Task>
Determine how many lines of the records include "this", and answer with the number alone.

Extracted records:
>> begin

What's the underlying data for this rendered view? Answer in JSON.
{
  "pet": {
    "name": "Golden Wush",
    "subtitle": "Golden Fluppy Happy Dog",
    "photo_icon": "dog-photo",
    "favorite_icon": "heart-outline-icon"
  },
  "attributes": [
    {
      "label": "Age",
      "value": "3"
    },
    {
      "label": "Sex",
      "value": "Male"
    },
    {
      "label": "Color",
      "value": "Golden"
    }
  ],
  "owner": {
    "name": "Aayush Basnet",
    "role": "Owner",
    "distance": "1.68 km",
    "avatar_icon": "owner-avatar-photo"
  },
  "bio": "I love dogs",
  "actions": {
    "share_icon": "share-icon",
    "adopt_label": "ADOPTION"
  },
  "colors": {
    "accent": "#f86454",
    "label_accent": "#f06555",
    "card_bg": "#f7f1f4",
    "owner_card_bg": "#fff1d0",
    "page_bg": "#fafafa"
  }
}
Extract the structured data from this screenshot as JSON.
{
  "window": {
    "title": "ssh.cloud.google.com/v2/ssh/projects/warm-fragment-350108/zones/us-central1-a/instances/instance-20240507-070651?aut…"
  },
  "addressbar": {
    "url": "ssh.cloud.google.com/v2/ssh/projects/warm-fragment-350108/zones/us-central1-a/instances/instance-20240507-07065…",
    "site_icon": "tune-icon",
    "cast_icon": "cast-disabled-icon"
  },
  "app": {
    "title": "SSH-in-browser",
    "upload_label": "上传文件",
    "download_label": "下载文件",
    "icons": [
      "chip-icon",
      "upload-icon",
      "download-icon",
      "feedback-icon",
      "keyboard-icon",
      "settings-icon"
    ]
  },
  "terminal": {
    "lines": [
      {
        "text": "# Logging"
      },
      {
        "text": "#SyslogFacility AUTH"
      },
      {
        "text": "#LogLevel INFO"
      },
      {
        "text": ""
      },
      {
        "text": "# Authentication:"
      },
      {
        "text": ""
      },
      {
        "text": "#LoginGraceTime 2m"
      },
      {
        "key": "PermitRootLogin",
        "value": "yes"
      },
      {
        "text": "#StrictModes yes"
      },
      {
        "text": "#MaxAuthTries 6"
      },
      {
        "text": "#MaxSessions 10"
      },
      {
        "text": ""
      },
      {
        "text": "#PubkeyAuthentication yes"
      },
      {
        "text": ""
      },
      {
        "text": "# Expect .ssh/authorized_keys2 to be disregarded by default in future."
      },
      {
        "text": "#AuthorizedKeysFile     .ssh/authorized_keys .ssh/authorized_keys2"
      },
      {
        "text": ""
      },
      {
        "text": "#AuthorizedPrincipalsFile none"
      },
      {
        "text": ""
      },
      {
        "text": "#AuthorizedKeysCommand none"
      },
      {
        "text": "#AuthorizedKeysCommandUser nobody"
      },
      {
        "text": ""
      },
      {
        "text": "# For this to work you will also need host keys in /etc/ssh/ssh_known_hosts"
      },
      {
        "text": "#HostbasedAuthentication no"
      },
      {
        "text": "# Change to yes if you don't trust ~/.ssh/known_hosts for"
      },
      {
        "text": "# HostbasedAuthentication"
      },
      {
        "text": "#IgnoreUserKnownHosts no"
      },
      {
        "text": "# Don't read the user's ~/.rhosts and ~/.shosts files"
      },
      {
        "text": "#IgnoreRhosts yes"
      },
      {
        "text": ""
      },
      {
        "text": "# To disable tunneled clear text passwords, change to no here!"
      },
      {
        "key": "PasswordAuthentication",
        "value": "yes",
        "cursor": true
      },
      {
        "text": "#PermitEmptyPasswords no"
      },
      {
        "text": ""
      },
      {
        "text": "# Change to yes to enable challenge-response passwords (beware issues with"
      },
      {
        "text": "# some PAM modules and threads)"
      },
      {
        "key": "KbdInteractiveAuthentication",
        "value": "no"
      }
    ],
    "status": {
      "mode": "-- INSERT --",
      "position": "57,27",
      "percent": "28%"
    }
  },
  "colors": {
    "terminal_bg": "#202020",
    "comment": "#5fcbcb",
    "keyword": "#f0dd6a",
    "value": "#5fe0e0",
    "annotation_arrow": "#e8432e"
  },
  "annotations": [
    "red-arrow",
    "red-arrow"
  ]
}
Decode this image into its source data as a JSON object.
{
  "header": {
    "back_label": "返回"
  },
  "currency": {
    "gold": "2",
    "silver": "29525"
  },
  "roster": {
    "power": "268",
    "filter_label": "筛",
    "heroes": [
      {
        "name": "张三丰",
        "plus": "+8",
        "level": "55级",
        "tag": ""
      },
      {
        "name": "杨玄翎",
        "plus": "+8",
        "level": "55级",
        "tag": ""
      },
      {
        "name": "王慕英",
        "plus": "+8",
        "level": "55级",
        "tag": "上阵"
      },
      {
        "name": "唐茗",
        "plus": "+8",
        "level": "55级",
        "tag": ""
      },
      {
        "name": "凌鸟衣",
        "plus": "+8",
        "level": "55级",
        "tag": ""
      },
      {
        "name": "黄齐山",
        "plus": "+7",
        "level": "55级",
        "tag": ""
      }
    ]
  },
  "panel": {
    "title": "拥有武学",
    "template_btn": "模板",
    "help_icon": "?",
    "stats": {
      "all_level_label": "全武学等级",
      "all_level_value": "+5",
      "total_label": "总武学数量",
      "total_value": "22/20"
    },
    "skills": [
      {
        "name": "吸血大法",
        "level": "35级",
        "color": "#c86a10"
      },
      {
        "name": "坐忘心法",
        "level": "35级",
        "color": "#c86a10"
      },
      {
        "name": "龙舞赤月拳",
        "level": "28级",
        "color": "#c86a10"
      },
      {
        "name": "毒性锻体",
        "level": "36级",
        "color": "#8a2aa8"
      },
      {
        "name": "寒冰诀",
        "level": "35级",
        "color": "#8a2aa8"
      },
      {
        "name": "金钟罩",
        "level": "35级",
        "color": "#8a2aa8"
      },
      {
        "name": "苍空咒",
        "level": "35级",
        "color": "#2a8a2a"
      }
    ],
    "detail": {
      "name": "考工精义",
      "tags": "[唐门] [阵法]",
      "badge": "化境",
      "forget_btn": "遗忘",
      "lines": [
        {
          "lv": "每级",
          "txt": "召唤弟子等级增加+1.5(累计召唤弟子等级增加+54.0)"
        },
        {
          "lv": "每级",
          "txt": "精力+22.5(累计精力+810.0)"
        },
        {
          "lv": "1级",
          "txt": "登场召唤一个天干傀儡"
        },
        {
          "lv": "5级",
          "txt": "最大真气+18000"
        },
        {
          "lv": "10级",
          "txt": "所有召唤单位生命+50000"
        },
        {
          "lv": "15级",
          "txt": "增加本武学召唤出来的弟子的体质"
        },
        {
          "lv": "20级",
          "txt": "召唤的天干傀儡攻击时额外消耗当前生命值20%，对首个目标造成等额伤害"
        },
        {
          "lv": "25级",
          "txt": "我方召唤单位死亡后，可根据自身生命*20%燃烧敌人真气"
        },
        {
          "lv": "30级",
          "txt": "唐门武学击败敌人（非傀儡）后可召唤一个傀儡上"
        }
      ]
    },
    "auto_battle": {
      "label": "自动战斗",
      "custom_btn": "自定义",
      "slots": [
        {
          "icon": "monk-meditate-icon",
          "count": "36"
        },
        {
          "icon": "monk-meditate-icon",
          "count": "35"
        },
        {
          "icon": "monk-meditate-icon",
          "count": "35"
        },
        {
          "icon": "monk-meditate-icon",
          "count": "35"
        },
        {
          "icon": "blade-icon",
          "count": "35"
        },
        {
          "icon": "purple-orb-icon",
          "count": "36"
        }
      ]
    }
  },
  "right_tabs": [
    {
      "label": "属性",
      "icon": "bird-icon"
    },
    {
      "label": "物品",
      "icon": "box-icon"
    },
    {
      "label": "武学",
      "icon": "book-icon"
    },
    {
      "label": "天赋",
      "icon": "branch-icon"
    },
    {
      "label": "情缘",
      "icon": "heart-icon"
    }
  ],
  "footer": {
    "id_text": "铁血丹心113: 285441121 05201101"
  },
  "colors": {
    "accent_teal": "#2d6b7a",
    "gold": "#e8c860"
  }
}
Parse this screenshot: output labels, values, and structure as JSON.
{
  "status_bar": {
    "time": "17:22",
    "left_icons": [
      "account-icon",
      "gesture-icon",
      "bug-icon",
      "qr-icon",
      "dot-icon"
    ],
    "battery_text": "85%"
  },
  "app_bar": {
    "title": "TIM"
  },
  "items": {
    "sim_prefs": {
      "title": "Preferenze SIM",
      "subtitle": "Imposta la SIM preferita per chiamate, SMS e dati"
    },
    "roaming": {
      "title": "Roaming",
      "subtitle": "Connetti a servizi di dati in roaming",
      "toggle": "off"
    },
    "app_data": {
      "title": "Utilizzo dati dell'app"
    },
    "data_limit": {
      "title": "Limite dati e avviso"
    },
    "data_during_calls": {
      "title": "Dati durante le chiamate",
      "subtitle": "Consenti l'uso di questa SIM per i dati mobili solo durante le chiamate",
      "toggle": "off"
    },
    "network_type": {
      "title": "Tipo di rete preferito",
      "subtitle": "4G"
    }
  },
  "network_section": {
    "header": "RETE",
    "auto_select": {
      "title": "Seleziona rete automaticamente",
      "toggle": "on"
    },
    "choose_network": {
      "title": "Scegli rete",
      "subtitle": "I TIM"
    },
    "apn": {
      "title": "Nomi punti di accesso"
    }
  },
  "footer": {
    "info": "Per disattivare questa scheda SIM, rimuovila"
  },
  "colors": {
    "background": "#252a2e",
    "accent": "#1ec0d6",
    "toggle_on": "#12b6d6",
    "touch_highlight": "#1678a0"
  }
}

>> end

The result>
5